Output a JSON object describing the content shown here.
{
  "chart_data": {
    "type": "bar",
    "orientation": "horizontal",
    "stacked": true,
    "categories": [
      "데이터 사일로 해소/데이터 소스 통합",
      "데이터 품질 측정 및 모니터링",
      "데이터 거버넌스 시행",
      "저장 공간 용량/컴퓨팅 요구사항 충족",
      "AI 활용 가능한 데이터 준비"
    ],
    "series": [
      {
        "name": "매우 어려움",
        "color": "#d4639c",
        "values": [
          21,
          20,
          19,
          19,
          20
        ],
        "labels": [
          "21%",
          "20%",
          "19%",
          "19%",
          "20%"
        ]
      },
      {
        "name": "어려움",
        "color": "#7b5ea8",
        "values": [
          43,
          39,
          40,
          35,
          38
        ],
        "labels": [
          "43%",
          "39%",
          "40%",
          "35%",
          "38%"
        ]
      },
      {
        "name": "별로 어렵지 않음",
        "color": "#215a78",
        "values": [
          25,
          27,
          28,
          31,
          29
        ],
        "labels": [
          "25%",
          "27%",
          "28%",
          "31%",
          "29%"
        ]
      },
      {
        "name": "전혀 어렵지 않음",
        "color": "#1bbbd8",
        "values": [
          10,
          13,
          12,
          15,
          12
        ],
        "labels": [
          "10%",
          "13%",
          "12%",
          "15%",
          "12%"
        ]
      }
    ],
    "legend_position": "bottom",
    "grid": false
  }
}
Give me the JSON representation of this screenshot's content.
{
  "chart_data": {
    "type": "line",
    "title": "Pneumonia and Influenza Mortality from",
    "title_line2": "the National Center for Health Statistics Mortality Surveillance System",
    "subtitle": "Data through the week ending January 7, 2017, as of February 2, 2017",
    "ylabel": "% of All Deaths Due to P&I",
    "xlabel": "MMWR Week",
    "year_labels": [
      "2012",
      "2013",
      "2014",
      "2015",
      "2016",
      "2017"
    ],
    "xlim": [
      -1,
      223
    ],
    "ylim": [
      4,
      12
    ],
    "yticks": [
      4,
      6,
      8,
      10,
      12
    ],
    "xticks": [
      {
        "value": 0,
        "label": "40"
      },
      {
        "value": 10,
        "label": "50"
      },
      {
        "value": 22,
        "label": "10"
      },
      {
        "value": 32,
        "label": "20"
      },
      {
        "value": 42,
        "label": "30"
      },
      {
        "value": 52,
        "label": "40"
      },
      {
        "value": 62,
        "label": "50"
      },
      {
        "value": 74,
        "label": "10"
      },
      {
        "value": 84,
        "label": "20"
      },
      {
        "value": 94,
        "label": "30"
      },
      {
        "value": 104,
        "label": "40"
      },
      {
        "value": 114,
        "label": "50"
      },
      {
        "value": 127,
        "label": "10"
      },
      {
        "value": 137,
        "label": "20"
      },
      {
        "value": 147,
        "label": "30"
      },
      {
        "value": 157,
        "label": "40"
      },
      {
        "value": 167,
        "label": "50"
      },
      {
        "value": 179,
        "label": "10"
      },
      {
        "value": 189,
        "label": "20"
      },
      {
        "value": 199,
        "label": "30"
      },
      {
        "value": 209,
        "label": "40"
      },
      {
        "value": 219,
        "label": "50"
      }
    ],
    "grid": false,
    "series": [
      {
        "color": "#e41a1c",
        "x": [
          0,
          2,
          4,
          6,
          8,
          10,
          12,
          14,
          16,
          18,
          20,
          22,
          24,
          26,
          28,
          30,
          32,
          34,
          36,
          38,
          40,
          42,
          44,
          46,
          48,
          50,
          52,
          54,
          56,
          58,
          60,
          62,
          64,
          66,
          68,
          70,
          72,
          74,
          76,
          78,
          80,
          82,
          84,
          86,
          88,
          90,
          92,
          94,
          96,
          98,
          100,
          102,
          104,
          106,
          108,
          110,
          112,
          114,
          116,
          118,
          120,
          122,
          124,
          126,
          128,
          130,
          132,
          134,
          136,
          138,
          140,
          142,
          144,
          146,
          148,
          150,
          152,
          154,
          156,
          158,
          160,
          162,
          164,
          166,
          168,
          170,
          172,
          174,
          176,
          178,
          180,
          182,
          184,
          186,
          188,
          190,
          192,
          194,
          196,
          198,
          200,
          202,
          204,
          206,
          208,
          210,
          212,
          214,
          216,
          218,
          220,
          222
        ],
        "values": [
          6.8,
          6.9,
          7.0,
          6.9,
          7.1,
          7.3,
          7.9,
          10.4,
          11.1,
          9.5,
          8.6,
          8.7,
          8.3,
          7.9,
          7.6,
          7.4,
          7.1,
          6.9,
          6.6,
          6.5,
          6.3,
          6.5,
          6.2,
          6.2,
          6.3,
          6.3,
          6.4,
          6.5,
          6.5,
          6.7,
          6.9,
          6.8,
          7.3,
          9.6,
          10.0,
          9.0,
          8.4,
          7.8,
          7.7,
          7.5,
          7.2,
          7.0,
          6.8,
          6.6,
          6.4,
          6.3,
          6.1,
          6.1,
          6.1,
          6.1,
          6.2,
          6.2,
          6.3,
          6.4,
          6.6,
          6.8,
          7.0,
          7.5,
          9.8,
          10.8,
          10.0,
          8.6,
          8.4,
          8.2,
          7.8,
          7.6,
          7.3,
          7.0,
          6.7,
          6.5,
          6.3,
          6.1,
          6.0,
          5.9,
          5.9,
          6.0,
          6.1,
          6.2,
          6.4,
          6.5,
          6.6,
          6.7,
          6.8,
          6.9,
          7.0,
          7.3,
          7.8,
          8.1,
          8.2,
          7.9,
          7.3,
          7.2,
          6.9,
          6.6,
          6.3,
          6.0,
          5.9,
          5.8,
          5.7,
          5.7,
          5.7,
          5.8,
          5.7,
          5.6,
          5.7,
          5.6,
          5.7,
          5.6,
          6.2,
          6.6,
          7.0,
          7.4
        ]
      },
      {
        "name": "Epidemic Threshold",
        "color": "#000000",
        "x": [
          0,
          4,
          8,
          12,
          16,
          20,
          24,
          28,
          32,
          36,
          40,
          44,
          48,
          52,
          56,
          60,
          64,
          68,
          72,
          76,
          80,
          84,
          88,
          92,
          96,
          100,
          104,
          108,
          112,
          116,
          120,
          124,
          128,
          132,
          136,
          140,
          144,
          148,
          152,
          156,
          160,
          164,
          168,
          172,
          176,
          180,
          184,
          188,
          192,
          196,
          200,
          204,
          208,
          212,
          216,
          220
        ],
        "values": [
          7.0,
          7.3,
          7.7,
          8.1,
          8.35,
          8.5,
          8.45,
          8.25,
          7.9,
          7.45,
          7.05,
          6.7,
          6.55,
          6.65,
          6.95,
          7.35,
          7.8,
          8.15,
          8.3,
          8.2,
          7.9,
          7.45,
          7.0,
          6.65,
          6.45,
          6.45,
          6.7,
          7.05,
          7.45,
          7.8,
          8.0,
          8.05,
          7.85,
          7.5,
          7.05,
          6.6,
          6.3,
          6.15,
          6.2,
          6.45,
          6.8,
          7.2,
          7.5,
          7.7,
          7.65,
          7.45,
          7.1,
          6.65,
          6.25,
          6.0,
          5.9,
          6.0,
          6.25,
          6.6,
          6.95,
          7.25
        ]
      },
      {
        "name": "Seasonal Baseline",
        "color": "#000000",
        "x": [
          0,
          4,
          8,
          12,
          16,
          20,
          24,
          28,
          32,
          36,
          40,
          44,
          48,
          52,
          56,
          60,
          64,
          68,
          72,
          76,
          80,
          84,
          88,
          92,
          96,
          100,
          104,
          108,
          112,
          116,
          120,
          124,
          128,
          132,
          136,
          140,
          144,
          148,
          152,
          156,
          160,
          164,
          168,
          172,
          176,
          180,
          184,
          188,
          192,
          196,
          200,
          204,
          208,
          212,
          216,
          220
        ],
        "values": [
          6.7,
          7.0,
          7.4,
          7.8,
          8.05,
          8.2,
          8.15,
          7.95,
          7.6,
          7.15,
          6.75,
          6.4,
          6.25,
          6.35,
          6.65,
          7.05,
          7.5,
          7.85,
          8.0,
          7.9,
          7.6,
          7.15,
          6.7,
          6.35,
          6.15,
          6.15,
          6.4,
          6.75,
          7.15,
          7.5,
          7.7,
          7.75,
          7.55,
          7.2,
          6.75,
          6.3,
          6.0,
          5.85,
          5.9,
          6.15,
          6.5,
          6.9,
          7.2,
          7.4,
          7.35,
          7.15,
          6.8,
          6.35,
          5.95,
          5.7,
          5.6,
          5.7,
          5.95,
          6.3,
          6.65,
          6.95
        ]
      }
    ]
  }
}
# # # # #
STATED TASK :: Which lines of the data include "name"? Copy each of them.

FULL ANSWER ::
        "name": "매우 어려움",
        "name": "어려움",
        "name": "별로 어렵지 않음",
        "name": "전혀 어렵지 않음",
        "name": "Epidemic Threshold",
        "name": "Seasonal Baseline",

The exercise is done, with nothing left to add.